Reproduce each line exactly.
╭──
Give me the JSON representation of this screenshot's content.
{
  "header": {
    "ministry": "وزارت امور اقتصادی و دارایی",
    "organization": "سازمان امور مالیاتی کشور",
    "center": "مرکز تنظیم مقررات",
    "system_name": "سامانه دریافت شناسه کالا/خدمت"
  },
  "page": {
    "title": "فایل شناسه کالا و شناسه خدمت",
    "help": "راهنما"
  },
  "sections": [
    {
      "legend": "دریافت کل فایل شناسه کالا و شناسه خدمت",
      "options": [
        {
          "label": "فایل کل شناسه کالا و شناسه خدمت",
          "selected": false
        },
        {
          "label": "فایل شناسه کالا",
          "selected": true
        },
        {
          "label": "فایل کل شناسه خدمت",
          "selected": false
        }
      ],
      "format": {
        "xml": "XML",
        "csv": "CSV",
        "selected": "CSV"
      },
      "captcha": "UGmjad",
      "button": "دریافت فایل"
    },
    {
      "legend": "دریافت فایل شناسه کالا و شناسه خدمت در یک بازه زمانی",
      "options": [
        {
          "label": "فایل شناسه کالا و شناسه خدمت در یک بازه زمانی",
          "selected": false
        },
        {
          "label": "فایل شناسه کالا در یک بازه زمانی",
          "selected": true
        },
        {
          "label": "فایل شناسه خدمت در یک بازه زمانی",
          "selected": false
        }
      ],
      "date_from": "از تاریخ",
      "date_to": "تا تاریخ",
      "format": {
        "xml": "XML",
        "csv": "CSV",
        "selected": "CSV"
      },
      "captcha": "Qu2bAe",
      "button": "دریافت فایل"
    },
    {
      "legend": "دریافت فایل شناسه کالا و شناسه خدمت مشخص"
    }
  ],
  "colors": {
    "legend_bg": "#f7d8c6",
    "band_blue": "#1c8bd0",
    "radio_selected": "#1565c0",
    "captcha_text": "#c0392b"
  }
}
╰──
SOLUTION →
Give me the JSON representation of this screenshot's content.
{
  "header": {
    "ministry": "وزارت امور اقتصادی و دارایی",
    "organization": "سازمان امور مالیاتی کشور",
    "center": "مرکز تنظیم مقررات",
    "system_name": "سامانه دریافت شناسه کالا/خدمت"
  },
  "page": {
    "title": "فایل شناسه کالا و شناسه خدمت",
    "help": "راهنما"
  },
  "sections": [
    {
      "legend": "دریافت کل فایل شناسه کالا و شناسه خدمت",
      "options": [
        {
          "label": "فایل کل شناسه کالا و شناسه خدمت",
          "selected": false
        },
        {
          "label": "فایل شناسه کالا",
          "selected": true
        },
        {
          "label": "فایل کل شناسه خدمت",
          "selected": false
        }
      ],
      "format": {
        "xml": "XML",
        "csv": "CSV",
        "selected": "CSV"
      },
      "captcha": "UGmjad",
      "button": "دریافت فایل"
    },
    {
      "legend": "دریافت فایل شناسه کالا و شناسه خدمت در یک بازه زمانی",
      "options": [
        {
          "label": "فایل شناسه کالا و شناسه خدمت در یک بازه زمانی",
          "selected": false
        },
        {
          "label": "فایل شناسه کالا در یک بازه زمانی",
          "selected": true
        },
        {
          "label": "فایل شناسه خدمت در یک بازه زمانی",
          "selected": false
        }
      ],
      "date_from": "از تاریخ",
      "date_to": "تا تاریخ",
      "format": {
        "xml": "XML",
        "csv": "CSV",
        "selected": "CSV"
      },
      "captcha": "Qu2bAe",
      "button": "دریافت فایل"
    },
    {
      "legend": "دریافت فایل شناسه کالا و شناسه خدمت مشخص"
    }
  ],
  "colors": {
    "legend_bg": "#f7d8c6",
    "band_blue": "#1c8bd0",
    "radio_selected": "#1565c0",
    "captcha_text": "#c0392b"
  }
}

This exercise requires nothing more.